[start Given data]

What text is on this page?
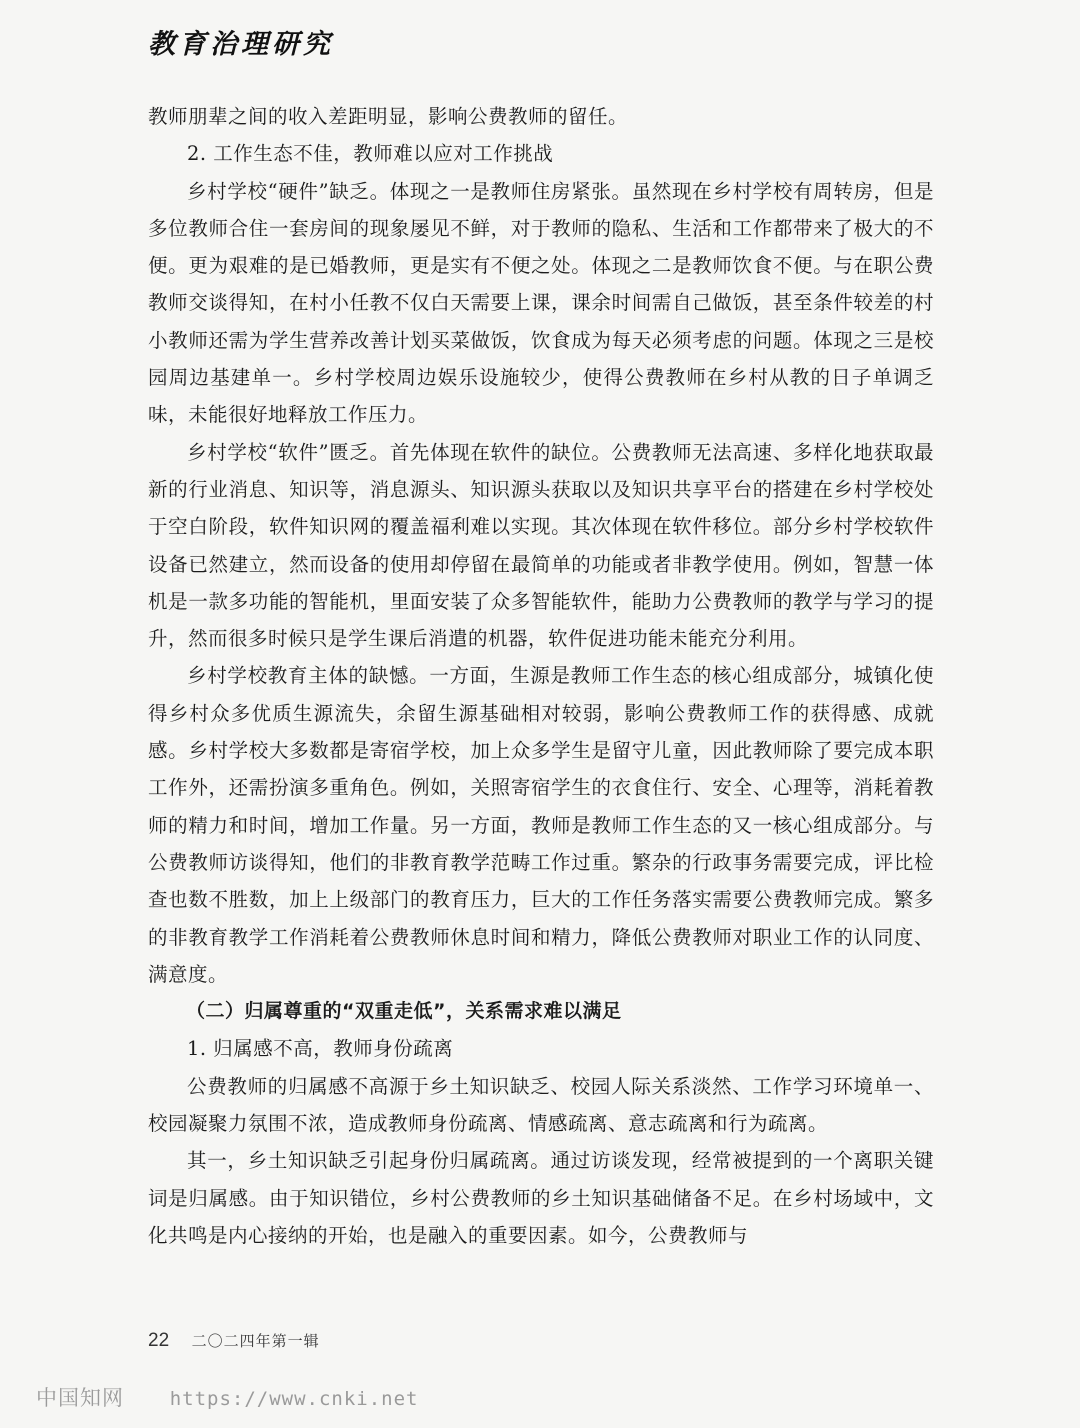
教育治理研究

教师朋辈之间的收入差距明显，影响公费教师的留任。

2. 工作生态不佳，教师难以应对工作挑战

乡村学校“硬件”缺乏。体现之一是教师住房紧张。虽然现在乡村学校有周转房，但是多位教师合住一套房间的现象屡见不鲜，对于教师的隐私、生活和工作都带来了极大的不便。更为艰难的是已婚教师，更是实有不便之处。体现之二是教师饮食不便。与在职公费教师交谈得知，在村小任教不仅白天需要上课，课余时间需自己做饭，甚至条件较差的村小教师还需为学生营养改善计划买菜做饭，饮食成为每天必须考虑的问题。体现之三是校园周边基建单一。乡村学校周边娱乐设施较少，使得公费教师在乡村从教的日子单调乏味，未能很好地释放工作压力。

乡村学校“软件”匮乏。首先体现在软件的缺位。公费教师无法高速、多样化地获取最新的行业消息、知识等，消息源头、知识源头获取以及知识共享平台的搭建在乡村学校处于空白阶段，软件知识网的覆盖福利难以实现。其次体现在软件移位。部分乡村学校软件设备已然建立，然而设备的使用却停留在最简单的功能或者非教学使用。例如，智慧一体机是一款多功能的智能机，里面安装了众多智能软件，能助力公费教师的教学与学习的提升，然而很多时候只是学生课后消遣的机器，软件促进功能未能充分利用。

乡村学校教育主体的缺憾。一方面，生源是教师工作生态的核心组成部分，城镇化使得乡村众多优质生源流失，余留生源基础相对较弱，影响公费教师工作的获得感、成就感。乡村学校大多数都是寄宿学校，加上众多学生是留守儿童，因此教师除了要完成本职工作外，还需扮演多重角色。例如，关照寄宿学生的衣食住行、安全、心理等，消耗着教师的精力和时间，增加工作量。另一方面，教师是教师工作生态的又一核心组成部分。与公费教师访谈得知，他们的非教育教学范畴工作过重。繁杂的行政事务需要完成，评比检查也数不胜数，加上上级部门的教育压力，巨大的工作任务落实需要公费教师完成。繁多的非教育教学工作消耗着公费教师休息时间和精力，降低公费教师对职业工作的认同度、满意度。

（二）归属尊重的“双重走低”，关系需求难以满足

1. 归属感不高，教师身份疏离

公费教师的归属感不高源于乡土知识缺乏、校园人际关系淡然、工作学习环境单一、校园凝聚力氛围不浓，造成教师身份疏离、情感疏离、意志疏离和行为疏离。

其一，乡土知识缺乏引起身份归属疏离。通过访谈发现，经常被提到的一个离职关键词是归属感。由于知识错位，乡村公费教师的乡土知识基础储备不足。在乡村场域中，文化共鸣是内心接纳的开始，也是融入的重要因素。如今，公费教师与

22 二〇二四年第一辑
中国知网 https://www.cnki.net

[end Given data]

### Aim of the task:
All the records above need to be given again word for word. Skip the pictures.

### Output for this exercise:
What text is on this page?
教育治理研究

教师朋辈之间的收入差距明显，影响公费教师的留任。

2. 工作生态不佳，教师难以应对工作挑战

乡村学校“硬件”缺乏。体现之一是教师住房紧张。虽然现在乡村学校有周转房，但是多位教师合住一套房间的现象屡见不鲜，对于教师的隐私、生活和工作都带来了极大的不便。更为艰难的是已婚教师，更是实有不便之处。体现之二是教师饮食不便。与在职公费教师交谈得知，在村小任教不仅白天需要上课，课余时间需自己做饭，甚至条件较差的村小教师还需为学生营养改善计划买菜做饭，饮食成为每天必须考虑的问题。体现之三是校园周边基建单一。乡村学校周边娱乐设施较少，使得公费教师在乡村从教的日子单调乏味，未能很好地释放工作压力。

乡村学校“软件”匮乏。首先体现在软件的缺位。公费教师无法高速、多样化地获取最新的行业消息、知识等，消息源头、知识源头获取以及知识共享平台的搭建在乡村学校处于空白阶段，软件知识网的覆盖福利难以实现。其次体现在软件移位。部分乡村学校软件设备已然建立，然而设备的使用却停留在最简单的功能或者非教学使用。例如，智慧一体机是一款多功能的智能机，里面安装了众多智能软件，能助力公费教师的教学与学习的提升，然而很多时候只是学生课后消遣的机器，软件促进功能未能充分利用。

乡村学校教育主体的缺憾。一方面，生源是教师工作生态的核心组成部分，城镇化使得乡村众多优质生源流失，余留生源基础相对较弱，影响公费教师工作的获得感、成就感。乡村学校大多数都是寄宿学校，加上众多学生是留守儿童，因此教师除了要完成本职工作外，还需扮演多重角色。例如，关照寄宿学生的衣食住行、安全、心理等，消耗着教师的精力和时间，增加工作量。另一方面，教师是教师工作生态的又一核心组成部分。与公费教师访谈得知，他们的非教育教学范畴工作过重。繁杂的行政事务需要完成，评比检查也数不胜数，加上上级部门的教育压力，巨大的工作任务落实需要公费教师完成。繁多的非教育教学工作消耗着公费教师休息时间和精力，降低公费教师对职业工作的认同度、满意度。

（二）归属尊重的“双重走低”，关系需求难以满足

1. 归属感不高，教师身份疏离

公费教师的归属感不高源于乡土知识缺乏、校园人际关系淡然、工作学习环境单一、校园凝聚力氛围不浓，造成教师身份疏离、情感疏离、意志疏离和行为疏离。

其一，乡土知识缺乏引起身份归属疏离。通过访谈发现，经常被提到的一个离职关键词是归属感。由于知识错位，乡村公费教师的乡土知识基础储备不足。在乡村场域中，文化共鸣是内心接纳的开始，也是融入的重要因素。如今，公费教师与

22 二〇二四年第一辑
中国知网 https://www.cnki.net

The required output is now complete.